CHALLENGE: Find each line with the word "Población" and state how many there are, nothing more.

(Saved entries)
★ ★ ★ ★ ★
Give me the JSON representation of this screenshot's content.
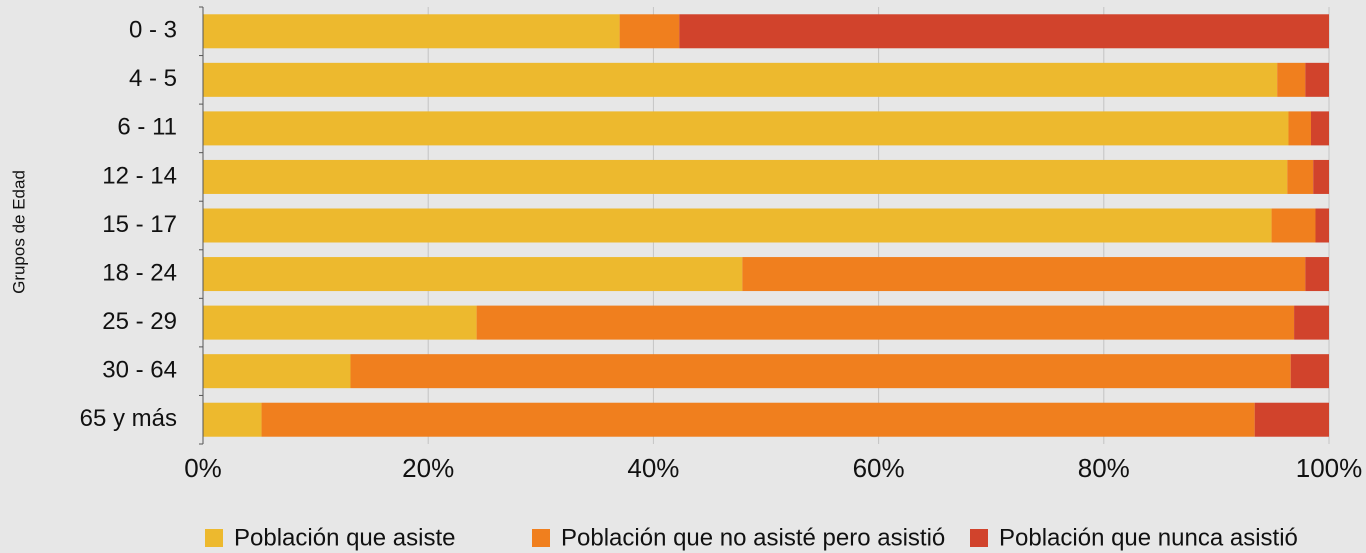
{
  "chart_data": {
    "type": "stacked_barh",
    "ylabel": "Grupos de Edad",
    "categories": [
      "0 - 3",
      "4 - 5",
      "6 - 11",
      "12 - 14",
      "15 - 17",
      "18 - 24",
      "25 - 29",
      "30 - 64",
      "65 y más"
    ],
    "series": [
      {
        "name": "Población que asiste",
        "color": "#edb92e",
        "values": [
          37.0,
          95.4,
          96.4,
          96.3,
          94.9,
          47.9,
          24.3,
          13.1,
          5.2
        ]
      },
      {
        "name": "Población que no asisté pero asistió",
        "color": "#f07f1e",
        "values": [
          5.3,
          2.5,
          2.0,
          2.3,
          3.9,
          50.0,
          72.6,
          83.5,
          88.2
        ]
      },
      {
        "name": "Población que nunca asistió",
        "color": "#d1432c",
        "values": [
          57.7,
          2.1,
          1.6,
          1.4,
          1.2,
          2.1,
          3.1,
          3.4,
          6.6
        ]
      }
    ],
    "xlim": [
      0,
      100
    ],
    "xticks": [
      {
        "value": 0,
        "label": "0%"
      },
      {
        "value": 20,
        "label": "20%"
      },
      {
        "value": 40,
        "label": "40%"
      },
      {
        "value": 60,
        "label": "60%"
      },
      {
        "value": 80,
        "label": "80%"
      },
      {
        "value": 100,
        "label": "100%"
      }
    ],
    "grid": true,
    "legend": "bottom"
  }
}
★ ★ ★ ★ ★
EXERCISE RESULT: 3